Problem requirements =>
Repeat the records below exactly as they appear.
--- Data supplied ---
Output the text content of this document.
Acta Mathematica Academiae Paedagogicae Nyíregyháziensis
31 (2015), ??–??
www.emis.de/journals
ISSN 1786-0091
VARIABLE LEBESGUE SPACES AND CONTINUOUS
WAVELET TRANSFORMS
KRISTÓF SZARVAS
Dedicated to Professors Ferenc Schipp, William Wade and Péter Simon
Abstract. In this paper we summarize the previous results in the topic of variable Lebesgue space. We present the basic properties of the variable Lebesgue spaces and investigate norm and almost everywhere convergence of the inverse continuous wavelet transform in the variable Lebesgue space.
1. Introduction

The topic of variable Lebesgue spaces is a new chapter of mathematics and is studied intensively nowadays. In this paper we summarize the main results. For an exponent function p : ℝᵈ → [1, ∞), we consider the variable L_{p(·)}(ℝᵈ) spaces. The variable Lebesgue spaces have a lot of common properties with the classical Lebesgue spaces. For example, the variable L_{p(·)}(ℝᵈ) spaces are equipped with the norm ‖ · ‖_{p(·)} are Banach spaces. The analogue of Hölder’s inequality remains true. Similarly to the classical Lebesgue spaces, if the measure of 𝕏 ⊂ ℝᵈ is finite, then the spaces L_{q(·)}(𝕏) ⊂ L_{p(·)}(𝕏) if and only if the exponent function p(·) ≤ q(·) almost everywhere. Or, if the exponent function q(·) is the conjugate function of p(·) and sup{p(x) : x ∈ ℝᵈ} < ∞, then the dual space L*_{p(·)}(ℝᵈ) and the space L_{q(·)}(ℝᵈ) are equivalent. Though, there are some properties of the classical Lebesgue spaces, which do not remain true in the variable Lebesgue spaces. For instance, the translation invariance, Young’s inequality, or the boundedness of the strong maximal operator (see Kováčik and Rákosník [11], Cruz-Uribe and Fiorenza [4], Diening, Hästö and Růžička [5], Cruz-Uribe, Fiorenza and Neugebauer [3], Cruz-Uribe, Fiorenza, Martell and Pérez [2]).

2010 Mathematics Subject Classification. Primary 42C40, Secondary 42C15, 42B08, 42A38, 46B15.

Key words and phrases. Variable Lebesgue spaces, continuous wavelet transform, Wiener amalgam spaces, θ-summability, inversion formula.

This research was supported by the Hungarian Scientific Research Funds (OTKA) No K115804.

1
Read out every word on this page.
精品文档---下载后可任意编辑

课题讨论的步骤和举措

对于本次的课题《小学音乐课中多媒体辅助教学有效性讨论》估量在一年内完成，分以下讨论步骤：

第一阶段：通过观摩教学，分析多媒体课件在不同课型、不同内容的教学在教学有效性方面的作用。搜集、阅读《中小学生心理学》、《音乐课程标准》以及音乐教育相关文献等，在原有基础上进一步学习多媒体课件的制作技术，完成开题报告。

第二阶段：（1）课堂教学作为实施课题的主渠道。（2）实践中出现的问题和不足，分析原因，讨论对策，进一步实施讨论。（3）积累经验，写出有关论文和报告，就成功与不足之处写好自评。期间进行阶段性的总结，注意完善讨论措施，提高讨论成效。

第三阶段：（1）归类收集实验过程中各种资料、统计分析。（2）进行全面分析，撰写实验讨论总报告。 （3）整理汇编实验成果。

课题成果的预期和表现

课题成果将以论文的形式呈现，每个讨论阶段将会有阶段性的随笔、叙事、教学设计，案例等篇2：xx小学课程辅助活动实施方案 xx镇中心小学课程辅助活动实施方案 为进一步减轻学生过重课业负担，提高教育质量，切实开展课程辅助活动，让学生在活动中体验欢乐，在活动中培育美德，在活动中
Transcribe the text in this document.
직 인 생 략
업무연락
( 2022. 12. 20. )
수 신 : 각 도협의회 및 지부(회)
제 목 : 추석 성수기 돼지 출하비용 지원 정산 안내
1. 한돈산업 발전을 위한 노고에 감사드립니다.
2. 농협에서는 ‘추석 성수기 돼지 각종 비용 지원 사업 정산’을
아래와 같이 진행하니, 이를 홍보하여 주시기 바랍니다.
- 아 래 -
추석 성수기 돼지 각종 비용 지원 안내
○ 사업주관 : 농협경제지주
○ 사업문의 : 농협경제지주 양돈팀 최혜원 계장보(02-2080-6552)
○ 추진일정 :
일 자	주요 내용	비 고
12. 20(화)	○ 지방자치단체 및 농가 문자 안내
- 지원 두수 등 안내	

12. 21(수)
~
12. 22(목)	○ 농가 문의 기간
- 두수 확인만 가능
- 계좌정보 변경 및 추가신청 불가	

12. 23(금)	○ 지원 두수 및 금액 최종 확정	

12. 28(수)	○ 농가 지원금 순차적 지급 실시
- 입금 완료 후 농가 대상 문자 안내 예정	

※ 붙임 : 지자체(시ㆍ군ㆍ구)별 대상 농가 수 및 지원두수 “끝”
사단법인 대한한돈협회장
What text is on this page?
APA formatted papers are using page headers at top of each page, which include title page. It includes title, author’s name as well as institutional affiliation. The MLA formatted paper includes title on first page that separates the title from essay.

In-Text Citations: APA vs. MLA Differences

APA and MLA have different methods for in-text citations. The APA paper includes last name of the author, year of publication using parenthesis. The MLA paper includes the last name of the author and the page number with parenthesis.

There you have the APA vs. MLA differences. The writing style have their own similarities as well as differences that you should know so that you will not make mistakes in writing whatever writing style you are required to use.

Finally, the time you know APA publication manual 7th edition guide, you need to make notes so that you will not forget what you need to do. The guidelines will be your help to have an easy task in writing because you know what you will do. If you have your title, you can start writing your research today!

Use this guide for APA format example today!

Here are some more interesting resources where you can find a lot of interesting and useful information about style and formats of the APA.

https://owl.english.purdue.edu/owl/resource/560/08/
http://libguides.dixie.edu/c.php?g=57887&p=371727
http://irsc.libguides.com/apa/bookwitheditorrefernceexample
---
Solution for this problem =>
Output the text content of this document.
Acta Mathematica Academiae Paedagogicae Nyíregyháziensis
31 (2015), ??–??
www.emis.de/journals
ISSN 1786-0091
VARIABLE LEBESGUE SPACES AND CONTINUOUS
WAVELET TRANSFORMS
KRISTÓF SZARVAS
Dedicated to Professors Ferenc Schipp, William Wade and Péter Simon
Abstract. In this paper we summarize the previous results in the topic of variable Lebesgue space. We present the basic properties of the variable Lebesgue spaces and investigate norm and almost everywhere convergence of the inverse continuous wavelet transform in the variable Lebesgue space.
1. Introduction

The topic of variable Lebesgue spaces is a new chapter of mathematics and is studied intensively nowadays. In this paper we summarize the main results. For an exponent function p : ℝᵈ → [1, ∞), we consider the variable L_{p(·)}(ℝᵈ) spaces. The variable Lebesgue spaces have a lot of common properties with the classical Lebesgue spaces. For example, the variable L_{p(·)}(ℝᵈ) spaces are equipped with the norm ‖ · ‖_{p(·)} are Banach spaces. The analogue of Hölder’s inequality remains true. Similarly to the classical Lebesgue spaces, if the measure of 𝕏 ⊂ ℝᵈ is finite, then the spaces L_{q(·)}(𝕏) ⊂ L_{p(·)}(𝕏) if and only if the exponent function p(·) ≤ q(·) almost everywhere. Or, if the exponent function q(·) is the conjugate function of p(·) and sup{p(x) : x ∈ ℝᵈ} < ∞, then the dual space L*_{p(·)}(ℝᵈ) and the space L_{q(·)}(ℝᵈ) are equivalent. Though, there are some properties of the classical Lebesgue spaces, which do not remain true in the variable Lebesgue spaces. For instance, the translation invariance, Young’s inequality, or the boundedness of the strong maximal operator (see Kováčik and Rákosník [11], Cruz-Uribe and Fiorenza [4], Diening, Hästö and Růžička [5], Cruz-Uribe, Fiorenza and Neugebauer [3], Cruz-Uribe, Fiorenza, Martell and Pérez [2]).

2010 Mathematics Subject Classification. Primary 42C40, Secondary 42C15, 42B08, 42A38, 46B15.

Key words and phrases. Variable Lebesgue spaces, continuous wavelet transform, Wiener amalgam spaces, θ-summability, inversion formula.

This research was supported by the Hungarian Scientific Research Funds (OTKA) No K115804.

1
Read out every word on this page.
精品文档---下载后可任意编辑

课题讨论的步骤和举措

对于本次的课题《小学音乐课中多媒体辅助教学有效性讨论》估量在一年内完成，分以下讨论步骤：

第一阶段：通过观摩教学，分析多媒体课件在不同课型、不同内容的教学在教学有效性方面的作用。搜集、阅读《中小学生心理学》、《音乐课程标准》以及音乐教育相关文献等，在原有基础上进一步学习多媒体课件的制作技术，完成开题报告。

第二阶段：（1）课堂教学作为实施课题的主渠道。（2）实践中出现的问题和不足，分析原因，讨论对策，进一步实施讨论。（3）积累经验，写出有关论文和报告，就成功与不足之处写好自评。期间进行阶段性的总结，注意完善讨论措施，提高讨论成效。

第三阶段：（1）归类收集实验过程中各种资料、统计分析。（2）进行全面分析，撰写实验讨论总报告。 （3）整理汇编实验成果。

课题成果的预期和表现

课题成果将以论文的形式呈现，每个讨论阶段将会有阶段性的随笔、叙事、教学设计，案例等篇2：xx小学课程辅助活动实施方案 xx镇中心小学课程辅助活动实施方案 为进一步减轻学生过重课业负担，提高教育质量，切实开展课程辅助活动，让学生在活动中体验欢乐，在活动中培育美德，在活动中
Transcribe the text in this document.
직 인 생 략
업무연락
( 2022. 12. 20. )
수 신 : 각 도협의회 및 지부(회)
제 목 : 추석 성수기 돼지 출하비용 지원 정산 안내
1. 한돈산업 발전을 위한 노고에 감사드립니다.
2. 농협에서는 ‘추석 성수기 돼지 각종 비용 지원 사업 정산’을
아래와 같이 진행하니, 이를 홍보하여 주시기 바랍니다.
- 아 래 -
추석 성수기 돼지 각종 비용 지원 안내
○ 사업주관 : 농협경제지주
○ 사업문의 : 농협경제지주 양돈팀 최혜원 계장보(02-2080-6552)
○ 추진일정 :
일 자	주요 내용	비 고
12. 20(화)	○ 지방자치단체 및 농가 문자 안내
- 지원 두수 등 안내	

12. 21(수)
~
12. 22(목)	○ 농가 문의 기간
- 두수 확인만 가능
- 계좌정보 변경 및 추가신청 불가	

12. 23(금)	○ 지원 두수 및 금액 최종 확정	

12. 28(수)	○ 농가 지원금 순차적 지급 실시
- 입금 완료 후 농가 대상 문자 안내 예정	

※ 붙임 : 지자체(시ㆍ군ㆍ구)별 대상 농가 수 및 지원두수 “끝”
사단법인 대한한돈협회장
What text is on this page?
APA formatted papers are using page headers at top of each page, which include title page. It includes title, author’s name as well as institutional affiliation. The MLA formatted paper includes title on first page that separates the title from essay.

In-Text Citations: APA vs. MLA Differences

APA and MLA have different methods for in-text citations. The APA paper includes last name of the author, year of publication using parenthesis. The MLA paper includes the last name of the author and the page number with parenthesis.

There you have the APA vs. MLA differences. The writing style have their own similarities as well as differences that you should know so that you will not make mistakes in writing whatever writing style you are required to use.

Finally, the time you know APA publication manual 7th edition guide, you need to make notes so that you will not forget what you need to do. The guidelines will be your help to have an easy task in writing because you know what you will do. If you have your title, you can start writing your research today!

Use this guide for APA format example today!

Here are some more interesting resources where you can find a lot of interesting and useful information about style and formats of the APA.

https://owl.english.purdue.edu/owl/resource/560/08/
http://libguides.dixie.edu/c.php?g=57887&p=371727
http://irsc.libguides.com/apa/bookwitheditorrefernceexample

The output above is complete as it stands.